_Task prompt_
Set down each entry from the block beneath, exactly as written.

_Data for this task_
————
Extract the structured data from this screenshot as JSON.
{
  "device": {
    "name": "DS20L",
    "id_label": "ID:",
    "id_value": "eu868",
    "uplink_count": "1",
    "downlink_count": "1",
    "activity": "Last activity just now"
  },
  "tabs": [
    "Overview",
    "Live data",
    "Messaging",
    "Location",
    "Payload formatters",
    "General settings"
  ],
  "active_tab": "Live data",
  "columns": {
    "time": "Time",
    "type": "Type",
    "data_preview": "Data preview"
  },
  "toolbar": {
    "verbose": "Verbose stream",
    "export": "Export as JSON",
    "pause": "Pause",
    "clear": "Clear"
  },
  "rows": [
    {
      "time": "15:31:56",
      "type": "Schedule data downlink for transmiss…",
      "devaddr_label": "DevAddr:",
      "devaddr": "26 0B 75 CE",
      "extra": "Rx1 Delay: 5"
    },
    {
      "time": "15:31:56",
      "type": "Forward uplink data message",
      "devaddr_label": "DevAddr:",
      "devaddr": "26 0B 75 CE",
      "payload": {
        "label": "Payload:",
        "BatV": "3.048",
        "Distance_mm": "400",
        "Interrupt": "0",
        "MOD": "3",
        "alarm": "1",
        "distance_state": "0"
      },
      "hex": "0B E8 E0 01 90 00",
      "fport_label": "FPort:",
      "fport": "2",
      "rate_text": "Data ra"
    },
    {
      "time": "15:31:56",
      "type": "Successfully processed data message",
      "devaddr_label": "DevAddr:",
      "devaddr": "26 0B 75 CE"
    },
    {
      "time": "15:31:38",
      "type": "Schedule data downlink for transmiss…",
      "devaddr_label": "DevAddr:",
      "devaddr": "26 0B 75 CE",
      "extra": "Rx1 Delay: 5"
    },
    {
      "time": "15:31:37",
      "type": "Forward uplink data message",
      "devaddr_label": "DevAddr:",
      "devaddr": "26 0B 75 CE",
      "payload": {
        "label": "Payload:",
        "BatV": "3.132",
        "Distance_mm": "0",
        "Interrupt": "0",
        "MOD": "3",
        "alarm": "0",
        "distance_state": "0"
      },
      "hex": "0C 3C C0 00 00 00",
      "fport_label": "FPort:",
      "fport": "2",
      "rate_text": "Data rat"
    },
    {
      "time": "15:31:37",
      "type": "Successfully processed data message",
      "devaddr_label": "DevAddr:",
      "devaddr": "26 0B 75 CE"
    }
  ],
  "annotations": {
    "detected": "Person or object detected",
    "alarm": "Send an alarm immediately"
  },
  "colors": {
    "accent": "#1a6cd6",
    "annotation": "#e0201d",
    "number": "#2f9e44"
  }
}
————
_The completed task_
Extract the structured data from this screenshot as JSON.
{
  "device": {
    "name": "DS20L",
    "id_label": "ID:",
    "id_value": "eu868",
    "uplink_count": "1",
    "downlink_count": "1",
    "activity": "Last activity just now"
  },
  "tabs": [
    "Overview",
    "Live data",
    "Messaging",
    "Location",
    "Payload formatters",
    "General settings"
  ],
  "active_tab": "Live data",
  "columns": {
    "time": "Time",
    "type": "Type",
    "data_preview": "Data preview"
  },
  "toolbar": {
    "verbose": "Verbose stream",
    "export": "Export as JSON",
    "pause": "Pause",
    "clear": "Clear"
  },
  "rows": [
    {
      "time": "15:31:56",
      "type": "Schedule data downlink for transmiss…",
      "devaddr_label": "DevAddr:",
      "devaddr": "26 0B 75 CE",
      "extra": "Rx1 Delay: 5"
    },
    {
      "time": "15:31:56",
      "type": "Forward uplink data message",
      "devaddr_label": "DevAddr:",
      "devaddr": "26 0B 75 CE",
      "payload": {
        "label": "Payload:",
        "BatV": "3.048",
        "Distance_mm": "400",
        "Interrupt": "0",
        "MOD": "3",
        "alarm": "1",
        "distance_state": "0"
      },
      "hex": "0B E8 E0 01 90 00",
      "fport_label": "FPort:",
      "fport": "2",
      "rate_text": "Data ra"
    },
    {
      "time": "15:31:56",
      "type": "Successfully processed data message",
      "devaddr_label": "DevAddr:",
      "devaddr": "26 0B 75 CE"
    },
    {
      "time": "15:31:38",
      "type": "Schedule data downlink for transmiss…",
      "devaddr_label": "DevAddr:",
      "devaddr": "26 0B 75 CE",
      "extra": "Rx1 Delay: 5"
    },
    {
      "time": "15:31:37",
      "type": "Forward uplink data message",
      "devaddr_label": "DevAddr:",
      "devaddr": "26 0B 75 CE",
      "payload": {
        "label": "Payload:",
        "BatV": "3.132",
        "Distance_mm": "0",
        "Interrupt": "0",
        "MOD": "3",
        "alarm": "0",
        "distance_state": "0"
      },
      "hex": "0C 3C C0 00 00 00",
      "fport_label": "FPort:",
      "fport": "2",
      "rate_text": "Data rat"
    },
    {
      "time": "15:31:37",
      "type": "Successfully processed data message",
      "devaddr_label": "DevAddr:",
      "devaddr": "26 0B 75 CE"
    }
  ],
  "annotations": {
    "detected": "Person or object detected",
    "alarm": "Send an alarm immediately"
  },
  "colors": {
    "accent": "#1a6cd6",
    "annotation": "#e0201d",
    "number": "#2f9e44"
  }
}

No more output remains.